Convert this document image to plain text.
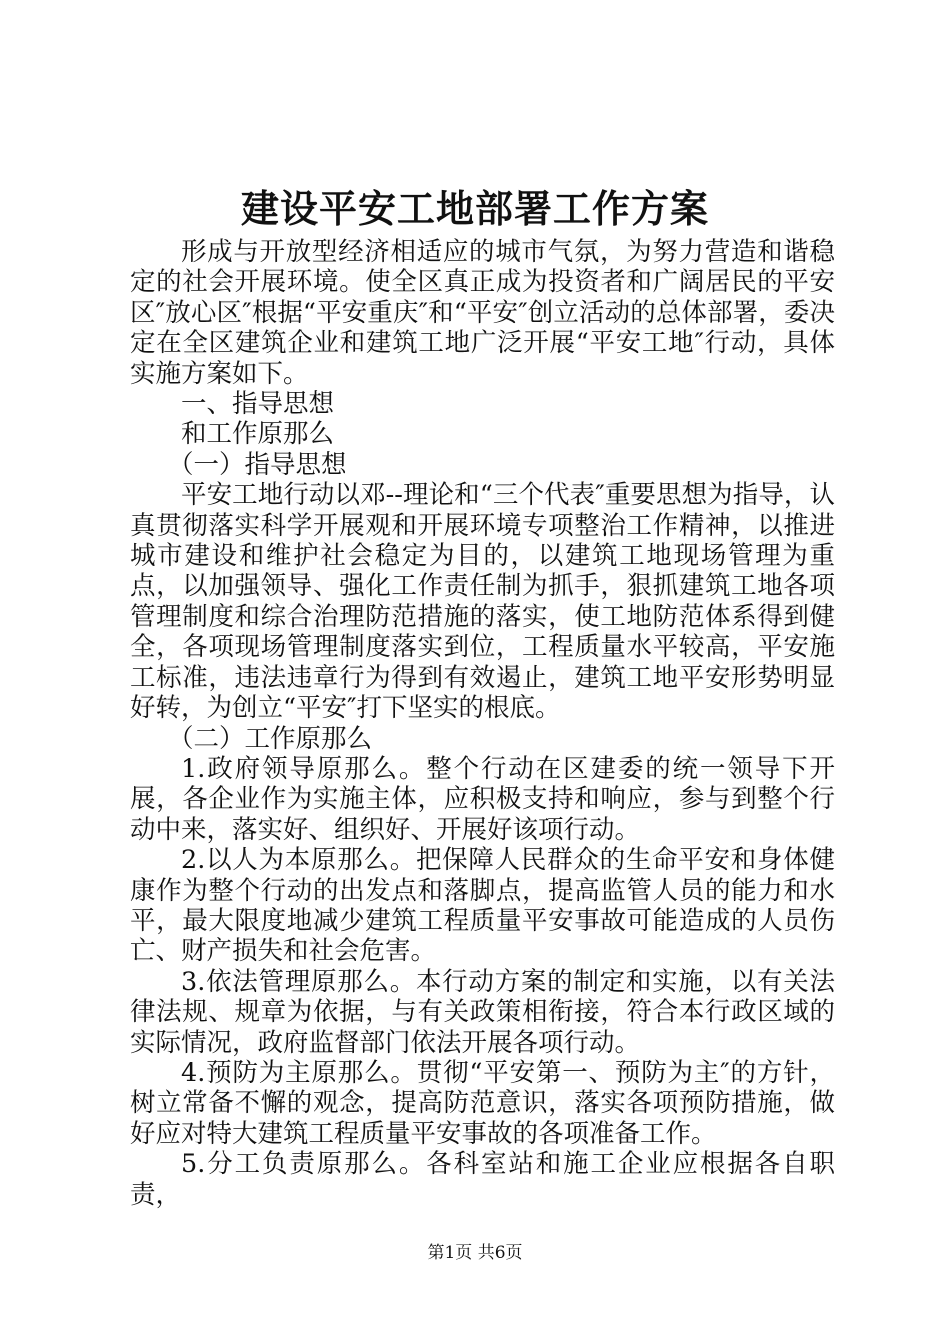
建设平安工地部署工作方案

形成与开放型经济相适应的城市气氛，为努力营造和谐稳定的社会开展环境。使全区真正成为投资者和广阔居民的平安区″放心区″根据“平安重庆″和“平安″创立活动的总体部署，委决定在全区建筑企业和建筑工地广泛开展“平安工地″行动，具体实施方案如下。

一、指导思想

和工作原那么

（一）指导思想

平安工地行动以邓--理论和“三个代表″重要思想为指导，认真贯彻落实科学开展观和开展环境专项整治工作精神，以推进城市建设和维护社会稳定为目的，以建筑工地现场管理为重点，以加强领导、强化工作责任制为抓手，狠抓建筑工地各项管理制度和综合治理防范措施的落实，使工地防范体系得到健全，各项现场管理制度落实到位，工程质量水平较高，平安施工标准，违法违章行为得到有效遏止，建筑工地平安形势明显好转，为创立“平安″打下坚实的根底。

（二）工作原那么

1.政府领导原那么。整个行动在区建委的统一领导下开展，各企业作为实施主体，应积极支持和响应，参与到整个行动中来，落实好、组织好、开展好该项行动。

2.以人为本原那么。把保障人民群众的生命平安和身体健康作为整个行动的出发点和落脚点，提高监管人员的能力和水平，最大限度地减少建筑工程质量平安事故可能造成的人员伤亡、财产损失和社会危害。

3.依法管理原那么。本行动方案的制定和实施，以有关法律法规、规章为依据，与有关政策相衔接，符合本行政区域的实际情况，政府监督部门依法开展各项行动。

4.预防为主原那么。贯彻“平安第一、预防为主″的方针，树立常备不懈的观念，提高防范意识，落实各项预防措施，做好应对特大建筑工程质量平安事故的各项准备工作。

5.分工负责原那么。各科室站和施工企业应根据各自职责，

第1页 共6页
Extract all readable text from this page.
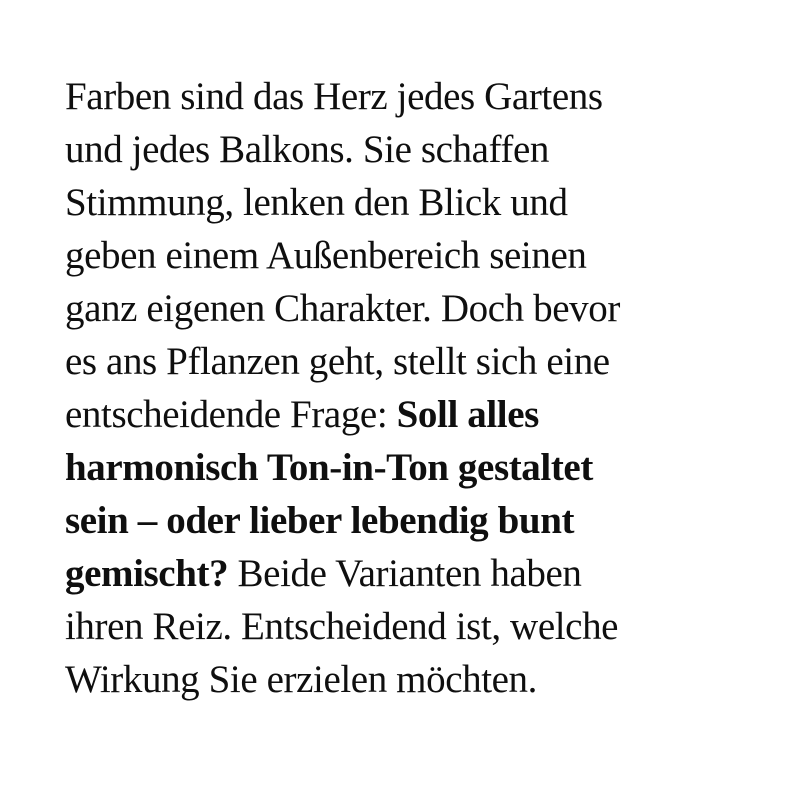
Farben sind das Herz jedes Gartens
und jedes Balkons. Sie schaffen
Stimmung, lenken den Blick und
geben einem Außenbereich seinen
ganz eigenen Charakter. Doch bevor
es ans Pflanzen geht, stellt sich eine
entscheidende Frage: Soll alles
harmonisch Ton-in-Ton gestaltet
sein – oder lieber lebendig bunt
gemischt? Beide Varianten haben
ihren Reiz. Entscheidend ist, welche
Wirkung Sie erzielen möchten.
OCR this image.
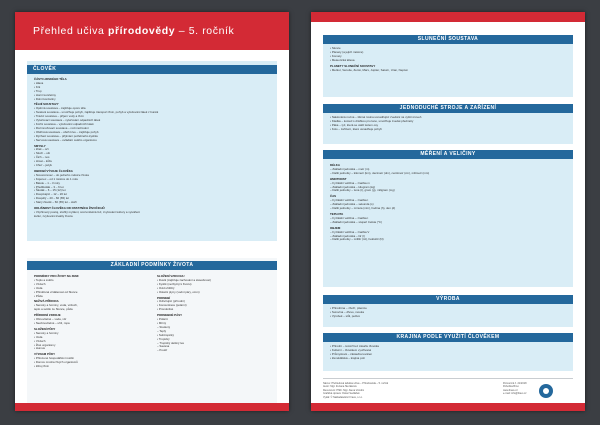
Přehled učiva přírodovědy – 5. ročník
ČLOVĚK
ČÁSTI LIDSKÉHO TĚLA
• Hlava
• Krk
• Trup
• Horní končetiny
• Dolní končetiny
TĚLNÍ SOUSTAVY
• Opěrná soustava – zajišťuje oporu těla
• Svalová soustava – umožňuje pohyb, zajišťuje transport živin, pohyb a vylučování látek z buněk
• Trávicí soustava – příjem vody a živin
• Vylučovací soustava – vylučování odpadních látek
• Kožní soustava – vylučování odpadních látek
• Rozmnožovací soustava – rozmnožování
• Oběhová soustava – oběh krve – zajišťuje pohyb
• Dýchací soustava – přijímání potřebného kyslíku
• Nervová soustava – ovládání celého organismu
SMYSLY
• Zrak – oči
• Sluch – uši
• Čich – nos
• Hmat – kůže
• Chuť – jazyk
OBDOBÍ VÝVOJE ČLOVĚKA
• Novorozenec – do jednoho měsíce života
• Kojenec – od 1 měsíce do 1 roku
• Batole – 1 – 3 roky
• Předškolák – 3 – 6 let
• Školák – 6 – 15 (12) let
• Dospívající – 12 – 20 let
• Dospělý – 20 – 60 (65) let
• Starý člověk – 60 (65) let – stáří
ODLIŠNOST ČLOVĚKA OD OSTATNÍCH ŽIVOČICHŮ
• Vzpřímený postoj, složitý myšlení, srozumitelná řeč, zvyšování kultury a vytváření
kultur, zvyšování kvality života
ZÁKLADNÍ PODMÍNKY ŽIVOTA
PODMÍNKY PRO ŽIVOT NA ZEMI
• Teplo a světlo
• Vzduch
• Voda
• Přiměřená vzdálenost od Slunce
• Půda
NEŽIVÁ PŘÍRODA
• Nerosty a horniny, voda, vzduch,
teplo a světlo ze Slunce, půda
PŘÍRODNÍ ZDROJE
• Obnovitelné – voda, vítr
• Neobnovitelné – uhlí, ropa
SLOŽENÍ PŮDY
• Nerosty a horniny
• Voda
• Vzduch
• Živé organismy
• Humus
VÝZNAM PŮDY
• Přirozené hospodářství rostlin
• Domov mnoha živých organismů
• Zdroj živin
SLOŽENÍ VZDUCHU
• Dusík (zajišťuje zachování a stavebnost)
• Kyslík (nezbytný k životu)
• Oxid uhličitý
• Ostatní plyny (vodní páry, ozon)
PODNEBÍ
• Ovlivňující (přírodní)
• Koncentrace (polarní)
• Proměnlivé
PODNEBNÉ PÁSY
• Polární
• Mírný
– Studený
– Teplý
• Subtropický
• Tropický
– Tropický deštný les
– Savana
– Poušť
SLUNEČNÍ SOUSTAVA
• Slunce
• Planety (a jejich měsíce)
• Komety
• Meteorická tělesa
PLANETY SLUNEČNÍ SOUSTAVY
• Merkur, Venuše, Země, Mars, Jupiter, Saturn, Uran, Neptun
JEDNODUCHÉ STROJE A ZAŘÍZENÍ
• Nakloněná rovina – šikmá rovina usnadňující zvedání na vyšší úroveň
• Kladka – kotouč s drážkou pro lano, umožňuje zvedat předměty
• Páka – tyč, která se otáčí kolem osy
• Kolo – zařízení, které usnadňuje pohyb
MĚŘENÍ A VELIČINY
DÉLKA
– Základní jednotka – metr (m)
– Další jednotky – kilometr (km), decimetr (dm), centimetr (cm), milimetr (mm)
HMOTNOST
– Fyzikální veličina – značka m
– Základní jednotka – kilogram (kg)
– Další jednotky – tuna (t), gram (g), miligram (mg)
ČAS
– Fyzikální veličina – značka t
– Základní jednotka – sekunda (s)
– Další jednotky – minuta (min), hodina (h), den (d)
TEPLOTA
– Fyzikální veličina – značka t
– Základní jednotka – stupeň Celsia (°C)
OBJEM
– Fyzikální veličina – značka V
– Základní jednotka – litr (l)
– Další jednotky – mililitr (ml), hektolitr (hl)
VÝROBA
• Přírodnina – zboží, pšenice
• Surovina – dřevo, mouka
• Výrobek – stůl, pečivo
KRAJINA PODLE VYUŽITÍ ČLOVĚKEM
• Přírodní – téměř bez zásahu člověka
• Kulturní – člověkem využívaná
• Průmyslová – zástavba továren
• Zemědělská – krajina polí
Název: Přehledová tabulka učiva – Přírodověda – 5. ročník
Autor: Mgr. Zuzana Slezáková
Recenzent: PhDr. Mgr. Alena Vondrá
Grafická úprava: Oskar Sedláček
Vydal: © Nakladatelství Fraus, s.r.o.
Pomocník č. 21/2018
Pobočka Brno
www.fraus.cz
e-mail: info@fraus.cz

» Task to complete:
Copy every record character for character. Skip the pictures.

» Result of the task:
Convert this document image to plain text.
建设平安工地部署工作方案

形成与开放型经济相适应的城市气氛，为努力营造和谐稳定的社会开展环境。使全区真正成为投资者和广阔居民的平安区″放心区″根据“平安重庆″和“平安″创立活动的总体部署，委决定在全区建筑企业和建筑工地广泛开展“平安工地″行动，具体实施方案如下。

一、指导思想

和工作原那么

（一）指导思想

平安工地行动以邓--理论和“三个代表″重要思想为指导，认真贯彻落实科学开展观和开展环境专项整治工作精神，以推进城市建设和维护社会稳定为目的，以建筑工地现场管理为重点，以加强领导、强化工作责任制为抓手，狠抓建筑工地各项管理制度和综合治理防范措施的落实，使工地防范体系得到健全，各项现场管理制度落实到位，工程质量水平较高，平安施工标准，违法违章行为得到有效遏止，建筑工地平安形势明显好转，为创立“平安″打下坚实的根底。

（二）工作原那么

1.政府领导原那么。整个行动在区建委的统一领导下开展，各企业作为实施主体，应积极支持和响应，参与到整个行动中来，落实好、组织好、开展好该项行动。

2.以人为本原那么。把保障人民群众的生命平安和身体健康作为整个行动的出发点和落脚点，提高监管人员的能力和水平，最大限度地减少建筑工程质量平安事故可能造成的人员伤亡、财产损失和社会危害。

3.依法管理原那么。本行动方案的制定和实施，以有关法律法规、规章为依据，与有关政策相衔接，符合本行政区域的实际情况，政府监督部门依法开展各项行动。

4.预防为主原那么。贯彻“平安第一、预防为主″的方针，树立常备不懈的观念，提高防范意识，落实各项预防措施，做好应对特大建筑工程质量平安事故的各项准备工作。

5.分工负责原那么。各科室站和施工企业应根据各自职责，

第1页 共6页
Extract all readable text from this page.
Farben sind das Herz jedes Gartens
und jedes Balkons. Sie schaffen
Stimmung, lenken den Blick und
geben einem Außenbereich seinen
ganz eigenen Charakter. Doch bevor
es ans Pflanzen geht, stellt sich eine
entscheidende Frage: Soll alles
harmonisch Ton-in-Ton gestaltet
sein – oder lieber lebendig bunt
gemischt? Beide Varianten haben
ihren Reiz. Entscheidend ist, welche
Wirkung Sie erzielen möchten.
OCR this image.
Přehled učiva přírodovědy – 5. ročník
ČLOVĚK
ČÁSTI LIDSKÉHO TĚLA
• Hlava
• Krk
• Trup
• Horní končetiny
• Dolní končetiny
TĚLNÍ SOUSTAVY
• Opěrná soustava – zajišťuje oporu těla
• Svalová soustava – umožňuje pohyb, zajišťuje transport živin, pohyb a vylučování látek z buněk
• Trávicí soustava – příjem vody a živin
• Vylučovací soustava – vylučování odpadních látek
• Kožní soustava – vylučování odpadních látek
• Rozmnožovací soustava – rozmnožování
• Oběhová soustava – oběh krve – zajišťuje pohyb
• Dýchací soustava – přijímání potřebného kyslíku
• Nervová soustava – ovládání celého organismu
SMYSLY
• Zrak – oči
• Sluch – uši
• Čich – nos
• Hmat – kůže
• Chuť – jazyk
OBDOBÍ VÝVOJE ČLOVĚKA
• Novorozenec – do jednoho měsíce života
• Kojenec – od 1 měsíce do 1 roku
• Batole – 1 – 3 roky
• Předškolák – 3 – 6 let
• Školák – 6 – 15 (12) let
• Dospívající – 12 – 20 let
• Dospělý – 20 – 60 (65) let
• Starý člověk – 60 (65) let – stáří
ODLIŠNOST ČLOVĚKA OD OSTATNÍCH ŽIVOČICHŮ
• Vzpřímený postoj, složitý myšlení, srozumitelná řeč, zvyšování kultury a vytváření
kultur, zvyšování kvality života
ZÁKLADNÍ PODMÍNKY ŽIVOTA
PODMÍNKY PRO ŽIVOT NA ZEMI
• Teplo a světlo
• Vzduch
• Voda
• Přiměřená vzdálenost od Slunce
• Půda
NEŽIVÁ PŘÍRODA
• Nerosty a horniny, voda, vzduch,
teplo a světlo ze Slunce, půda
PŘÍRODNÍ ZDROJE
• Obnovitelné – voda, vítr
• Neobnovitelné – uhlí, ropa
SLOŽENÍ PŮDY
• Nerosty a horniny
• Voda
• Vzduch
• Živé organismy
• Humus
VÝZNAM PŮDY
• Přirozené hospodářství rostlin
• Domov mnoha živých organismů
• Zdroj živin
SLOŽENÍ VZDUCHU
• Dusík (zajišťuje zachování a stavebnost)
• Kyslík (nezbytný k životu)
• Oxid uhličitý
• Ostatní plyny (vodní páry, ozon)
PODNEBÍ
• Ovlivňující (přírodní)
• Koncentrace (polarní)
• Proměnlivé
PODNEBNÉ PÁSY
• Polární
• Mírný
– Studený
– Teplý
• Subtropický
• Tropický
– Tropický deštný les
– Savana
– Poušť
SLUNEČNÍ SOUSTAVA
• Slunce
• Planety (a jejich měsíce)
• Komety
• Meteorická tělesa
PLANETY SLUNEČNÍ SOUSTAVY
• Merkur, Venuše, Země, Mars, Jupiter, Saturn, Uran, Neptun
JEDNODUCHÉ STROJE A ZAŘÍZENÍ
• Nakloněná rovina – šikmá rovina usnadňující zvedání na vyšší úroveň
• Kladka – kotouč s drážkou pro lano, umožňuje zvedat předměty
• Páka – tyč, která se otáčí kolem osy
• Kolo – zařízení, které usnadňuje pohyb
MĚŘENÍ A VELIČINY
DÉLKA
– Základní jednotka – metr (m)
– Další jednotky – kilometr (km), decimetr (dm), centimetr (cm), milimetr (mm)
HMOTNOST
– Fyzikální veličina – značka m
– Základní jednotka – kilogram (kg)
– Další jednotky – tuna (t), gram (g), miligram (mg)
ČAS
– Fyzikální veličina – značka t
– Základní jednotka – sekunda (s)
– Další jednotky – minuta (min), hodina (h), den (d)
TEPLOTA
– Fyzikální veličina – značka t
– Základní jednotka – stupeň Celsia (°C)
OBJEM
– Fyzikální veličina – značka V
– Základní jednotka – litr (l)
– Další jednotky – mililitr (ml), hektolitr (hl)
VÝROBA
• Přírodnina – zboží, pšenice
• Surovina – dřevo, mouka
• Výrobek – stůl, pečivo
KRAJINA PODLE VYUŽITÍ ČLOVĚKEM
• Přírodní – téměř bez zásahu člověka
• Kulturní – člověkem využívaná
• Průmyslová – zástavba továren
• Zemědělská – krajina polí
Název: Přehledová tabulka učiva – Přírodověda – 5. ročník
Autor: Mgr. Zuzana Slezáková
Recenzent: PhDr. Mgr. Alena Vondrá
Grafická úprava: Oskar Sedláček
Vydal: © Nakladatelství Fraus, s.r.o.
Pomocník č. 21/2018
Pobočka Brno
www.fraus.cz
e-mail: info@fraus.cz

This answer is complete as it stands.